#### DATA ####
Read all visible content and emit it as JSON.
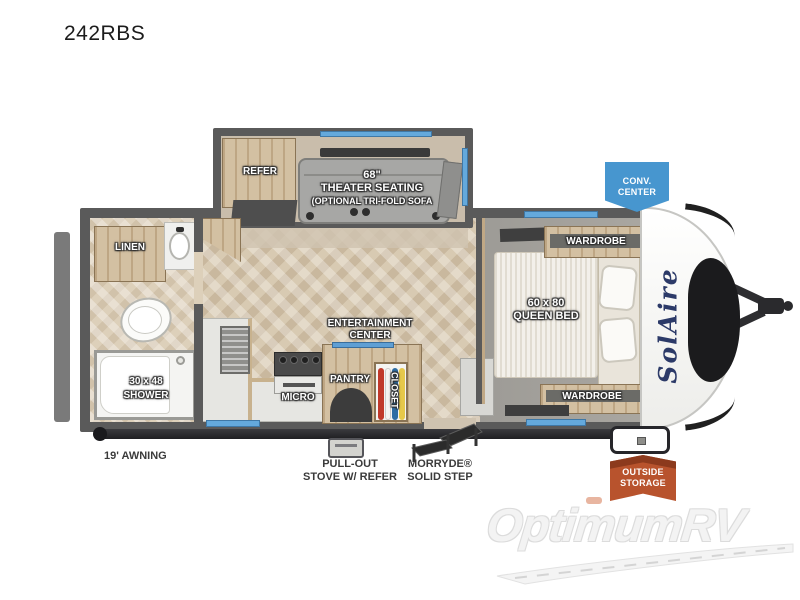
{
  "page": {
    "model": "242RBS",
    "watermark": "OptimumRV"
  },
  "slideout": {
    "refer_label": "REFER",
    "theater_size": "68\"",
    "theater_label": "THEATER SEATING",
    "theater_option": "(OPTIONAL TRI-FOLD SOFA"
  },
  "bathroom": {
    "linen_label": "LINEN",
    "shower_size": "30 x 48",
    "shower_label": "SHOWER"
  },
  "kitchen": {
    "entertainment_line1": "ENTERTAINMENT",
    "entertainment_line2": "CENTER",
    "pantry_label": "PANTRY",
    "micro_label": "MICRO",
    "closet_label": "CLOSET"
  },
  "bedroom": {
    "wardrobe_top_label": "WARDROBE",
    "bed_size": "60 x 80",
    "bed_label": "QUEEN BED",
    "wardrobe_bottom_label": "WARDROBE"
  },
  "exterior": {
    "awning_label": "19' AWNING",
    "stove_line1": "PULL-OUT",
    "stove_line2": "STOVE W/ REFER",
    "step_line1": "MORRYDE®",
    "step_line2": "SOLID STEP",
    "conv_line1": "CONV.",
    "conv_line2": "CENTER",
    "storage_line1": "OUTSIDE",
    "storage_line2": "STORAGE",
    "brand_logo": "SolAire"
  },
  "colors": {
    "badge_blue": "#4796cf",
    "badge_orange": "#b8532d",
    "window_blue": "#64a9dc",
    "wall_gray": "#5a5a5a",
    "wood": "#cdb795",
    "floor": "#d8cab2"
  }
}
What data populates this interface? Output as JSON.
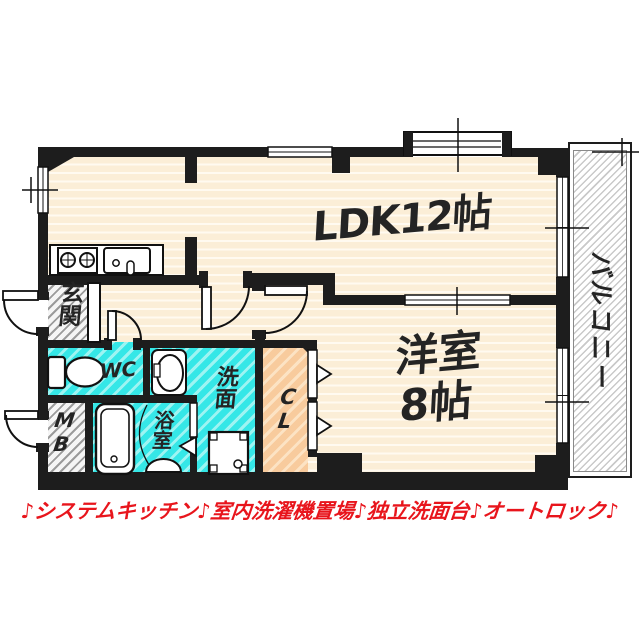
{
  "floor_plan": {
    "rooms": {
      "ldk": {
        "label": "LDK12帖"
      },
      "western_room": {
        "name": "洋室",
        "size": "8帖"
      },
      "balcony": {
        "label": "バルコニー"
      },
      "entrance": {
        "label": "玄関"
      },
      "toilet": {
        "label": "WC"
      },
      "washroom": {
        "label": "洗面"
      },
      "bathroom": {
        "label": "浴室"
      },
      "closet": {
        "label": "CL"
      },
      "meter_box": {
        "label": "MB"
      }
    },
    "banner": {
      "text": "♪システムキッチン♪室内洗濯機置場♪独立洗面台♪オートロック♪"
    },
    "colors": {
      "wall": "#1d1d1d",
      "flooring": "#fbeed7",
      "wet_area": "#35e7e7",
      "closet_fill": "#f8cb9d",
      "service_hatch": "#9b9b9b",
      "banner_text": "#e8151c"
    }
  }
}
####
§ WRITTEN REQUEST
Without the pictures, restate all of the entries above verbatim.

§ COMPLETE ANSWER
Read all visible content and emit it as JSON.
{
  "page": {
    "model": "242RBS",
    "watermark": "OptimumRV"
  },
  "slideout": {
    "refer_label": "REFER",
    "theater_size": "68\"",
    "theater_label": "THEATER SEATING",
    "theater_option": "(OPTIONAL TRI-FOLD SOFA"
  },
  "bathroom": {
    "linen_label": "LINEN",
    "shower_size": "30 x 48",
    "shower_label": "SHOWER"
  },
  "kitchen": {
    "entertainment_line1": "ENTERTAINMENT",
    "entertainment_line2": "CENTER",
    "pantry_label": "PANTRY",
    "micro_label": "MICRO",
    "closet_label": "CLOSET"
  },
  "bedroom": {
    "wardrobe_top_label": "WARDROBE",
    "bed_size": "60 x 80",
    "bed_label": "QUEEN BED",
    "wardrobe_bottom_label": "WARDROBE"
  },
  "exterior": {
    "awning_label": "19' AWNING",
    "stove_line1": "PULL-OUT",
    "stove_line2": "STOVE W/ REFER",
    "step_line1": "MORRYDE®",
    "step_line2": "SOLID STEP",
    "conv_line1": "CONV.",
    "conv_line2": "CENTER",
    "storage_line1": "OUTSIDE",
    "storage_line2": "STORAGE",
    "brand_logo": "SolAire"
  },
  "colors": {
    "badge_blue": "#4796cf",
    "badge_orange": "#b8532d",
    "window_blue": "#64a9dc",
    "wall_gray": "#5a5a5a",
    "wood": "#cdb795",
    "floor": "#d8cab2"
  }
}
What data populates this interface? Output as JSON.
{
  "floor_plan": {
    "rooms": {
      "ldk": {
        "label": "LDK12帖"
      },
      "western_room": {
        "name": "洋室",
        "size": "8帖"
      },
      "balcony": {
        "label": "バルコニー"
      },
      "entrance": {
        "label": "玄関"
      },
      "toilet": {
        "label": "WC"
      },
      "washroom": {
        "label": "洗面"
      },
      "bathroom": {
        "label": "浴室"
      },
      "closet": {
        "label": "CL"
      },
      "meter_box": {
        "label": "MB"
      }
    },
    "banner": {
      "text": "♪システムキッチン♪室内洗濯機置場♪独立洗面台♪オートロック♪"
    },
    "colors": {
      "wall": "#1d1d1d",
      "flooring": "#fbeed7",
      "wet_area": "#35e7e7",
      "closet_fill": "#f8cb9d",
      "service_hatch": "#9b9b9b",
      "banner_text": "#e8151c"
    }
  }
}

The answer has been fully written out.